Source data
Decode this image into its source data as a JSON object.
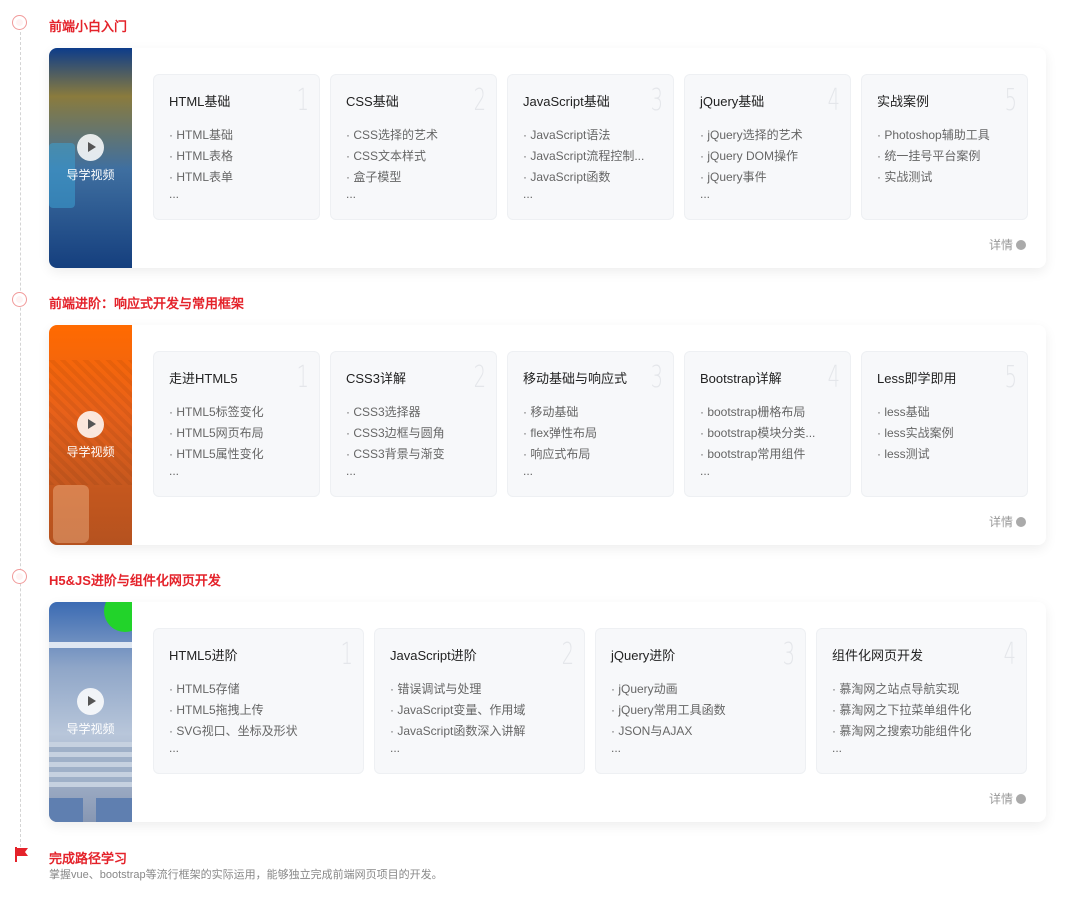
{
  "stages": [
    {
      "title": "前端小白入门",
      "video_label": "导学视频",
      "details_label": "详情",
      "courses": [
        {
          "num": "1",
          "title": "HTML基础",
          "items": [
            "· HTML基础",
            "· HTML表格",
            "· HTML表单"
          ],
          "more": "..."
        },
        {
          "num": "2",
          "title": "CSS基础",
          "items": [
            "· CSS选择的艺术",
            "· CSS文本样式",
            "· 盒子模型"
          ],
          "more": "..."
        },
        {
          "num": "3",
          "title": "JavaScript基础",
          "items": [
            "· JavaScript语法",
            "· JavaScript流程控制...",
            "· JavaScript函数"
          ],
          "more": "..."
        },
        {
          "num": "4",
          "title": "jQuery基础",
          "items": [
            "· jQuery选择的艺术",
            "· jQuery DOM操作",
            "· jQuery事件"
          ],
          "more": "..."
        },
        {
          "num": "5",
          "title": "实战案例",
          "items": [
            "· Photoshop辅助工具",
            "· 统一挂号平台案例",
            "· 实战测试"
          ],
          "more": ""
        }
      ]
    },
    {
      "title": "前端进阶：响应式开发与常用框架",
      "video_label": "导学视频",
      "details_label": "详情",
      "courses": [
        {
          "num": "1",
          "title": "走进HTML5",
          "items": [
            "· HTML5标签变化",
            "· HTML5网页布局",
            "· HTML5属性变化"
          ],
          "more": "..."
        },
        {
          "num": "2",
          "title": "CSS3详解",
          "items": [
            "· CSS3选择器",
            "· CSS3边框与圆角",
            "· CSS3背景与渐变"
          ],
          "more": "..."
        },
        {
          "num": "3",
          "title": "移动基础与响应式",
          "items": [
            "· 移动基础",
            "· flex弹性布局",
            "· 响应式布局"
          ],
          "more": "..."
        },
        {
          "num": "4",
          "title": "Bootstrap详解",
          "items": [
            "· bootstrap栅格布局",
            "· bootstrap模块分类...",
            "· bootstrap常用组件"
          ],
          "more": "..."
        },
        {
          "num": "5",
          "title": "Less即学即用",
          "items": [
            "· less基础",
            "· less实战案例",
            "· less测试"
          ],
          "more": ""
        }
      ]
    },
    {
      "title": "H5&JS进阶与组件化网页开发",
      "video_label": "导学视频",
      "details_label": "详情",
      "courses": [
        {
          "num": "1",
          "title": "HTML5进阶",
          "items": [
            "· HTML5存储",
            "· HTML5拖拽上传",
            "· SVG视口、坐标及形状"
          ],
          "more": "..."
        },
        {
          "num": "2",
          "title": "JavaScript进阶",
          "items": [
            "· 错误调试与处理",
            "· JavaScript变量、作用域",
            "· JavaScript函数深入讲解"
          ],
          "more": "..."
        },
        {
          "num": "3",
          "title": "jQuery进阶",
          "items": [
            "· jQuery动画",
            "· jQuery常用工具函数",
            "· JSON与AJAX"
          ],
          "more": "..."
        },
        {
          "num": "4",
          "title": "组件化网页开发",
          "items": [
            "· 慕淘网之站点导航实现",
            "· 慕淘网之下拉菜单组件化",
            "· 慕淘网之搜索功能组件化"
          ],
          "more": "..."
        }
      ]
    }
  ],
  "finish": {
    "title": "完成路径学习",
    "desc": "掌握vue、bootstrap等流行框架的实际运用，能够独立完成前端网页项目的开发。"
  }
}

* **What the exercise asks**
Your task is to repeat the material above exactly, without its pictures.

* **Result below**
Decode this image into its source data as a JSON object.
{
  "stages": [
    {
      "title": "前端小白入门",
      "video_label": "导学视频",
      "details_label": "详情",
      "courses": [
        {
          "num": "1",
          "title": "HTML基础",
          "items": [
            "· HTML基础",
            "· HTML表格",
            "· HTML表单"
          ],
          "more": "..."
        },
        {
          "num": "2",
          "title": "CSS基础",
          "items": [
            "· CSS选择的艺术",
            "· CSS文本样式",
            "· 盒子模型"
          ],
          "more": "..."
        },
        {
          "num": "3",
          "title": "JavaScript基础",
          "items": [
            "· JavaScript语法",
            "· JavaScript流程控制...",
            "· JavaScript函数"
          ],
          "more": "..."
        },
        {
          "num": "4",
          "title": "jQuery基础",
          "items": [
            "· jQuery选择的艺术",
            "· jQuery DOM操作",
            "· jQuery事件"
          ],
          "more": "..."
        },
        {
          "num": "5",
          "title": "实战案例",
          "items": [
            "· Photoshop辅助工具",
            "· 统一挂号平台案例",
            "· 实战测试"
          ],
          "more": ""
        }
      ]
    },
    {
      "title": "前端进阶：响应式开发与常用框架",
      "video_label": "导学视频",
      "details_label": "详情",
      "courses": [
        {
          "num": "1",
          "title": "走进HTML5",
          "items": [
            "· HTML5标签变化",
            "· HTML5网页布局",
            "· HTML5属性变化"
          ],
          "more": "..."
        },
        {
          "num": "2",
          "title": "CSS3详解",
          "items": [
            "· CSS3选择器",
            "· CSS3边框与圆角",
            "· CSS3背景与渐变"
          ],
          "more": "..."
        },
        {
          "num": "3",
          "title": "移动基础与响应式",
          "items": [
            "· 移动基础",
            "· flex弹性布局",
            "· 响应式布局"
          ],
          "more": "..."
        },
        {
          "num": "4",
          "title": "Bootstrap详解",
          "items": [
            "· bootstrap栅格布局",
            "· bootstrap模块分类...",
            "· bootstrap常用组件"
          ],
          "more": "..."
        },
        {
          "num": "5",
          "title": "Less即学即用",
          "items": [
            "· less基础",
            "· less实战案例",
            "· less测试"
          ],
          "more": ""
        }
      ]
    },
    {
      "title": "H5&JS进阶与组件化网页开发",
      "video_label": "导学视频",
      "details_label": "详情",
      "courses": [
        {
          "num": "1",
          "title": "HTML5进阶",
          "items": [
            "· HTML5存储",
            "· HTML5拖拽上传",
            "· SVG视口、坐标及形状"
          ],
          "more": "..."
        },
        {
          "num": "2",
          "title": "JavaScript进阶",
          "items": [
            "· 错误调试与处理",
            "· JavaScript变量、作用域",
            "· JavaScript函数深入讲解"
          ],
          "more": "..."
        },
        {
          "num": "3",
          "title": "jQuery进阶",
          "items": [
            "· jQuery动画",
            "· jQuery常用工具函数",
            "· JSON与AJAX"
          ],
          "more": "..."
        },
        {
          "num": "4",
          "title": "组件化网页开发",
          "items": [
            "· 慕淘网之站点导航实现",
            "· 慕淘网之下拉菜单组件化",
            "· 慕淘网之搜索功能组件化"
          ],
          "more": "..."
        }
      ]
    }
  ],
  "finish": {
    "title": "完成路径学习",
    "desc": "掌握vue、bootstrap等流行框架的实际运用，能够独立完成前端网页项目的开发。"
  }
}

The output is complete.